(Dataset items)
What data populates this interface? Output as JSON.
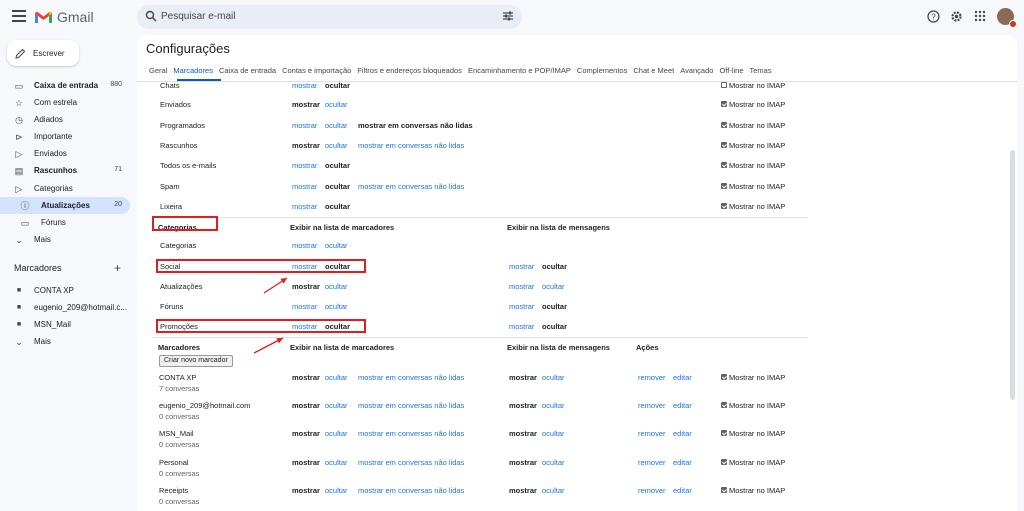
{
  "app": {
    "name": "Gmail",
    "search_placeholder": "Pesquisar e-mail"
  },
  "top_icons": [
    "help-icon",
    "settings-icon",
    "apps-icon"
  ],
  "compose_label": "Escrever",
  "nav": [
    {
      "label": "Caixa de entrada",
      "count": "880",
      "icon": "inbox-icon",
      "bold": true
    },
    {
      "label": "Com estrela",
      "count": "",
      "icon": "star-icon",
      "bold": false
    },
    {
      "label": "Adiados",
      "count": "",
      "icon": "clock-icon",
      "bold": false
    },
    {
      "label": "Importante",
      "count": "",
      "icon": "important-icon",
      "bold": false
    },
    {
      "label": "Enviados",
      "count": "",
      "icon": "send-icon",
      "bold": false
    },
    {
      "label": "Rascunhos",
      "count": "71",
      "icon": "draft-icon",
      "bold": true
    },
    {
      "label": "Categorias",
      "count": "",
      "icon": "label-outline-icon",
      "bold": false
    },
    {
      "label": "Atualizações",
      "count": "20",
      "icon": "info-icon",
      "bold": true,
      "sub": true,
      "active": true
    },
    {
      "label": "Fóruns",
      "count": "",
      "icon": "forum-icon",
      "bold": false,
      "sub": true
    },
    {
      "label": "Mais",
      "count": "",
      "icon": "chevron-down-icon",
      "bold": false
    }
  ],
  "labels_section": {
    "title": "Marcadores",
    "items": [
      "CONTA XP",
      "eugenio_209@hotmail.c...",
      "MSN_Mail",
      "Mais"
    ]
  },
  "page_title": "Configurações",
  "tabs": [
    "Geral",
    "Marcadores",
    "Caixa de entrada",
    "Contas e importação",
    "Filtros e endereços bloqueados",
    "Encaminhamento e POP/IMAP",
    "Complementos",
    "Chat e Meet",
    "Avançado",
    "Off-line",
    "Temas"
  ],
  "active_tab": "Marcadores",
  "system_labels": [
    {
      "name": "Chats",
      "show": "mostrar",
      "hide": "ocultar",
      "bold": "hide",
      "unread": "",
      "imap": false,
      "imap_label": "Mostrar no IMAP"
    },
    {
      "name": "Enviados",
      "show": "mostrar",
      "hide": "ocultar",
      "bold": "show",
      "unread": "",
      "imap": true,
      "imap_label": "Mostrar no IMAP"
    },
    {
      "name": "Programados",
      "show": "mostrar",
      "hide": "ocultar",
      "bold": "unread",
      "unread": "mostrar em conversas não lidas",
      "imap": true,
      "imap_label": "Mostrar no IMAP"
    },
    {
      "name": "Rascunhos",
      "show": "mostrar",
      "hide": "ocultar",
      "bold": "show",
      "unread": "mostrar em conversas não lidas",
      "imap": true,
      "imap_label": "Mostrar no IMAP"
    },
    {
      "name": "Todos os e-mails",
      "show": "mostrar",
      "hide": "ocultar",
      "bold": "hide",
      "unread": "",
      "imap": true,
      "imap_label": "Mostrar no IMAP"
    },
    {
      "name": "Spam",
      "show": "mostrar",
      "hide": "ocultar",
      "bold": "hide",
      "unread": "mostrar em conversas não lidas",
      "imap": true,
      "imap_label": "Mostrar no IMAP"
    },
    {
      "name": "Lixeira",
      "show": "mostrar",
      "hide": "ocultar",
      "bold": "hide",
      "unread": "",
      "imap": true,
      "imap_label": "Mostrar no IMAP"
    }
  ],
  "categories_header": {
    "title": "Categorias",
    "col1": "Exibir na lista de marcadores",
    "col2": "Exibir na lista de mensagens"
  },
  "categories": [
    {
      "name": "Categorias",
      "show": "mostrar",
      "hide": "ocultar",
      "bold": "none",
      "msg": false
    },
    {
      "name": "Social",
      "show": "mostrar",
      "hide": "ocultar",
      "bold": "hide",
      "msg": true,
      "msg_bold": "hide"
    },
    {
      "name": "Atualizações",
      "show": "mostrar",
      "hide": "ocultar",
      "bold": "show",
      "msg": true,
      "msg_bold": "none"
    },
    {
      "name": "Fóruns",
      "show": "mostrar",
      "hide": "ocultar",
      "bold": "none",
      "msg": true,
      "msg_bold": "hide"
    },
    {
      "name": "Promoções",
      "show": "mostrar",
      "hide": "ocultar",
      "bold": "hide",
      "msg": true,
      "msg_bold": "hide"
    }
  ],
  "labels_header": {
    "title": "Marcadores",
    "col1": "Exibir na lista de marcadores",
    "col2": "Exibir na lista de mensagens",
    "col3": "Ações",
    "create_button": "Criar novo marcador"
  },
  "user_labels": [
    {
      "name": "CONTA XP",
      "count": "7 conversas"
    },
    {
      "name": "eugenio_209@hotmail.com",
      "count": "0 conversas"
    },
    {
      "name": "MSN_Mail",
      "count": "0 conversas"
    },
    {
      "name": "Personal",
      "count": "0 conversas"
    },
    {
      "name": "Receipts",
      "count": "0 conversas"
    }
  ],
  "user_label_texts": {
    "show": "mostrar",
    "hide": "ocultar",
    "unread": "mostrar em conversas não lidas",
    "remove": "remover",
    "edit": "editar",
    "imap": "Mostrar no IMAP"
  }
}
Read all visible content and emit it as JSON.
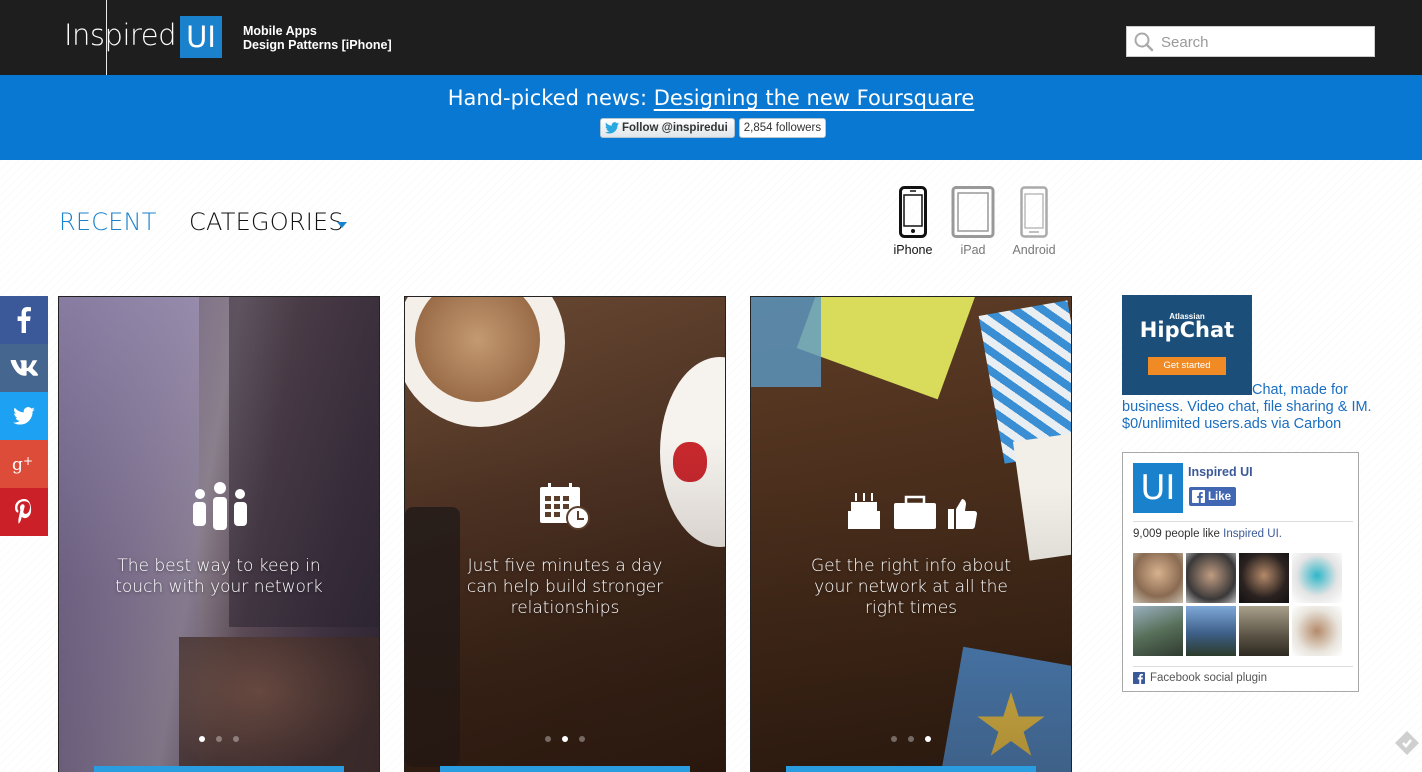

## PROBLEM
Across the material above, how many lines include the string "Exibir"? Only the number is wanted.

## THE REPLY
4